Data excerpts:
◇ ◇ ◇ ◇ ◇

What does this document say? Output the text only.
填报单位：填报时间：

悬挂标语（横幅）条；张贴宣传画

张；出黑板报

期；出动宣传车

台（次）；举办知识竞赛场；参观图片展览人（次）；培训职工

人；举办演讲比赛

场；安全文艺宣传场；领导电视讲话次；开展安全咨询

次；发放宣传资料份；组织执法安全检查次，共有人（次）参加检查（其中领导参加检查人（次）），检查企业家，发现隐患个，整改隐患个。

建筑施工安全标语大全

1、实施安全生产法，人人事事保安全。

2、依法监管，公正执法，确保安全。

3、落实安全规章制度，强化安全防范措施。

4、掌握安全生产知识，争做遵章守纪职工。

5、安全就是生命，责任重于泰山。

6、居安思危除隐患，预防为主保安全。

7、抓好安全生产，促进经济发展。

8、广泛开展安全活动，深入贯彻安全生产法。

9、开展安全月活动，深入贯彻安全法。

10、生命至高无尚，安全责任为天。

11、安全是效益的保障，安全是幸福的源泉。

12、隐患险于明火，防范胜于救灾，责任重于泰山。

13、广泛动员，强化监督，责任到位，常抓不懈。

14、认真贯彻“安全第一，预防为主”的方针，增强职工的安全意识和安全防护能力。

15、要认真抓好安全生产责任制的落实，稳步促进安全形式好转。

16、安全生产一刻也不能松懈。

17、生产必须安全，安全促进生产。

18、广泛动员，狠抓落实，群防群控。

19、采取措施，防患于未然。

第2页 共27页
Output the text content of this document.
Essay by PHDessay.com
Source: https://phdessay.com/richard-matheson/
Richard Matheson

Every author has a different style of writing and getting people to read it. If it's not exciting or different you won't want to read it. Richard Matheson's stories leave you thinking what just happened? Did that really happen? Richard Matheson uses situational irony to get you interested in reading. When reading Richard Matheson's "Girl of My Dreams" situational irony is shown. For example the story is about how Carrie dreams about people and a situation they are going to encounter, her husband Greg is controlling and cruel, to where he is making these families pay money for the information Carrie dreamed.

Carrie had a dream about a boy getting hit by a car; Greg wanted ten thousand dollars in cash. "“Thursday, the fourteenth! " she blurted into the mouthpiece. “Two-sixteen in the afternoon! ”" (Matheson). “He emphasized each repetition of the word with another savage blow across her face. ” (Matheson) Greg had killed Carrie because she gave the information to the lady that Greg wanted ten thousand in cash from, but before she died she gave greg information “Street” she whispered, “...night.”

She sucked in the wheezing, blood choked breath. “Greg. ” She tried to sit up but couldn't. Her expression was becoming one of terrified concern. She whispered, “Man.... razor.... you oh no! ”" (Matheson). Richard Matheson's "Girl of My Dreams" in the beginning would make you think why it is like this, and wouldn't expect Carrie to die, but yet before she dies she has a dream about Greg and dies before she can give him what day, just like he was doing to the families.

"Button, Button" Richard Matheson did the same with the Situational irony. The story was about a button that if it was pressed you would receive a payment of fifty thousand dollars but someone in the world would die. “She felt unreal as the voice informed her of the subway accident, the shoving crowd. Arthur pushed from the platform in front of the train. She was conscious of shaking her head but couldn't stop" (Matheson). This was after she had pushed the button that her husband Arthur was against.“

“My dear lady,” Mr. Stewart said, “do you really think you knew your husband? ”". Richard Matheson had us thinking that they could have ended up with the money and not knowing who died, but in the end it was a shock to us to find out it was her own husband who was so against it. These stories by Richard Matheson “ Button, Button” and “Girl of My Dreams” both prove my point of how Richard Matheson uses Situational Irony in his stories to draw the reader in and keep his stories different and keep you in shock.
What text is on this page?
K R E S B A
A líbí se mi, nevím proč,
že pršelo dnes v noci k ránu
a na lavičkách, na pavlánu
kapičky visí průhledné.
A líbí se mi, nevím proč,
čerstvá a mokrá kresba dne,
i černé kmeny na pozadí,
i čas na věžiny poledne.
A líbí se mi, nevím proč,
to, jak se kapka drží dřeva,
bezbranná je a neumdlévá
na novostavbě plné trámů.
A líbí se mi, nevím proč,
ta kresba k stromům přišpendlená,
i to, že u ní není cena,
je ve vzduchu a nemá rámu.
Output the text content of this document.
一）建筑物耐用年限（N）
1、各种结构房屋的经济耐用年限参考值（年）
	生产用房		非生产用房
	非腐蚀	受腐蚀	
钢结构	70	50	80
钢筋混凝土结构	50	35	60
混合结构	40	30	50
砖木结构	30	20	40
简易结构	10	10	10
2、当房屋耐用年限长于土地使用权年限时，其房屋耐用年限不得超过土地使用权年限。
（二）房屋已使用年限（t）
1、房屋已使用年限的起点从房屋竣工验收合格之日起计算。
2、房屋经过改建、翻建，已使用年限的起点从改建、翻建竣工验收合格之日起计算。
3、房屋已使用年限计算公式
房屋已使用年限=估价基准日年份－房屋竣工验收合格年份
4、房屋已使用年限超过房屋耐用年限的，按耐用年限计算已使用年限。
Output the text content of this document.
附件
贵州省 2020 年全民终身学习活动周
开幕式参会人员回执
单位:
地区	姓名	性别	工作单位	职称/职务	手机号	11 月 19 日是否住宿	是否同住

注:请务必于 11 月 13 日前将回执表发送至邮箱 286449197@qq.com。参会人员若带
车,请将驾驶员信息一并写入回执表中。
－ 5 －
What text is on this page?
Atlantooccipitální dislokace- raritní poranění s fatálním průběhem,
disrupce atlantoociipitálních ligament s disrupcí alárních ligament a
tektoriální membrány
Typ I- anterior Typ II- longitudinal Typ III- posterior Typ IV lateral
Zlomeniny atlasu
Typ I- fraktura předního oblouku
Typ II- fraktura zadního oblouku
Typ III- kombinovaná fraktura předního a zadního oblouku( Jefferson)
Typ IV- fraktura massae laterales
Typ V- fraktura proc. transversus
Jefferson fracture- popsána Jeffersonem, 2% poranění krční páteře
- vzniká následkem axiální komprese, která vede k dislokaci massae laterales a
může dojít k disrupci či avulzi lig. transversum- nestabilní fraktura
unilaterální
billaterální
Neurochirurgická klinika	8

◇ ◇ ◇ ◇ ◇

Given task:
Copy each line of the data that contains the word "zadního".

Answer:
Typ II- fraktura zadního oblouku
Typ III- kombinovaná fraktura předního a zadního oblouku( Jefferson)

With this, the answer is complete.